> **Written request**
Count the lines below that contain the word "color", and reply with that number alone.

Chart and figure data
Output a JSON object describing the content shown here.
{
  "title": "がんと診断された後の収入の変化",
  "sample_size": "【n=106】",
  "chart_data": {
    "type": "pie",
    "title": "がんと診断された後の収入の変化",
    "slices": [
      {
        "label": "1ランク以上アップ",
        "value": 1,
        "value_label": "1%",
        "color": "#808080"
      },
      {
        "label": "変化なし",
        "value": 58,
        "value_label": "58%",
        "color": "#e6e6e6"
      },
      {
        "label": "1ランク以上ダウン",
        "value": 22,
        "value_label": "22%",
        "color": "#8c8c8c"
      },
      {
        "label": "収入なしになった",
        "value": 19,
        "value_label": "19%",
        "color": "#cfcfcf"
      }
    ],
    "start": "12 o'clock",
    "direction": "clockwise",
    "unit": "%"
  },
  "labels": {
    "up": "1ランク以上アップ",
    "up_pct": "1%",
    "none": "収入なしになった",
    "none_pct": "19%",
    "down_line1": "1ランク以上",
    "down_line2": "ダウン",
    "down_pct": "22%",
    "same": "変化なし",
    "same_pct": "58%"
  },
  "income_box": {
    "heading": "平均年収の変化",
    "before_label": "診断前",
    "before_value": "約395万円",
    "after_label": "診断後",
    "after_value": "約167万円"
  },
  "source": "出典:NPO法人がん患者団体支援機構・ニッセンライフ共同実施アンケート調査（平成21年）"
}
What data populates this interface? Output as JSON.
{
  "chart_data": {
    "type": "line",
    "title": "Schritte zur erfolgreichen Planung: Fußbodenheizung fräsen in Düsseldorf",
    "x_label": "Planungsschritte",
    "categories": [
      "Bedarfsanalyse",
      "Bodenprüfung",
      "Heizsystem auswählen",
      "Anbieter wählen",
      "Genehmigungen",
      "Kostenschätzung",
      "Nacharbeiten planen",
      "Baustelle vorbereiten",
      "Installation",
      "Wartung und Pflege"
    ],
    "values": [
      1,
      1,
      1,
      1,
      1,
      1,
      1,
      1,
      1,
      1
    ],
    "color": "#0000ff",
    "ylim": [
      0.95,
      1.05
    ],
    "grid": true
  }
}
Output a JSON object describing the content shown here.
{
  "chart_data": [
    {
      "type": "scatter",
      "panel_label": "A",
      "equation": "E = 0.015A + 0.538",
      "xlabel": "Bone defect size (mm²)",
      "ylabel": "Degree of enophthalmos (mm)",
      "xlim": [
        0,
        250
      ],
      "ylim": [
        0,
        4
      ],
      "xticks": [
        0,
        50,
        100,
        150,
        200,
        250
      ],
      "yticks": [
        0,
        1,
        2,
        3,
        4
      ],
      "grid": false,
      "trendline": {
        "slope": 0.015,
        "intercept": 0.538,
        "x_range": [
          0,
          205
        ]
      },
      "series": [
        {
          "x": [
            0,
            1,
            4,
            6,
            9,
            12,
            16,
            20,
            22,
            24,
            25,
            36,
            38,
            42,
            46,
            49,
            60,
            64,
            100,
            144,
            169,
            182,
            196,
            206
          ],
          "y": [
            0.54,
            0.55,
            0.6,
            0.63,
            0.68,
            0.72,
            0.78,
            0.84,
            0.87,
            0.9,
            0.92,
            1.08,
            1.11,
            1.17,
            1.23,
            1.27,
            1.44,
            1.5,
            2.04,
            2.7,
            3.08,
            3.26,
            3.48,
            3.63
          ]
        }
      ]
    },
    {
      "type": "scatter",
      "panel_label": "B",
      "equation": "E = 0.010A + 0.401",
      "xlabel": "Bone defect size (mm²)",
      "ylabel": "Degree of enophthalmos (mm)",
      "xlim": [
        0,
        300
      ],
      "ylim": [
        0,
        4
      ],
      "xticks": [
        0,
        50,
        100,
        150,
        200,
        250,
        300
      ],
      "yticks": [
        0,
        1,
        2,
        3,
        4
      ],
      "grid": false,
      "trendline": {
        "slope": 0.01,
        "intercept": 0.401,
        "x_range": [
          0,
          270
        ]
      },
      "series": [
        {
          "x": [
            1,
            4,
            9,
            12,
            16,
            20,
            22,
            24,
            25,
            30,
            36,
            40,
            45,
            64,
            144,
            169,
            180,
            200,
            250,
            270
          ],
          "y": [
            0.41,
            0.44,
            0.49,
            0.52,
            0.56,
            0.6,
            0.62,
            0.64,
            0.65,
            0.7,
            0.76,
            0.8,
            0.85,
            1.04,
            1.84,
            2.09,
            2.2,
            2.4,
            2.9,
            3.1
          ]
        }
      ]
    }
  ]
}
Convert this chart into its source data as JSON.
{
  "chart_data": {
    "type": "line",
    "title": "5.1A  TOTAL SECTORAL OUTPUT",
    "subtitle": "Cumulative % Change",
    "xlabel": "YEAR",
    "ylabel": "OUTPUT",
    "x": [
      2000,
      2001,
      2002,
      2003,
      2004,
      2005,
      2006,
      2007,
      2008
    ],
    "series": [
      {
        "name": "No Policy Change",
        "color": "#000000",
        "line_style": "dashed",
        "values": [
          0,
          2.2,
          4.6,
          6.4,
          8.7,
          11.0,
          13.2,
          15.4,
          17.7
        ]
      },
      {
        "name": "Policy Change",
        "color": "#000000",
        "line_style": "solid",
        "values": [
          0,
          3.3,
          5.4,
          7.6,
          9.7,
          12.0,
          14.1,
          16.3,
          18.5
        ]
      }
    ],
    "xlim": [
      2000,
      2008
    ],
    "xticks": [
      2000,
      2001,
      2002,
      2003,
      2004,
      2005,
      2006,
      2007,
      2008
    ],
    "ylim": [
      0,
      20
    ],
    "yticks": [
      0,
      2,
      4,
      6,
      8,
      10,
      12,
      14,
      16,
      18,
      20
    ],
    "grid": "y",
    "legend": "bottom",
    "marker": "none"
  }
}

> **Problem solution**
7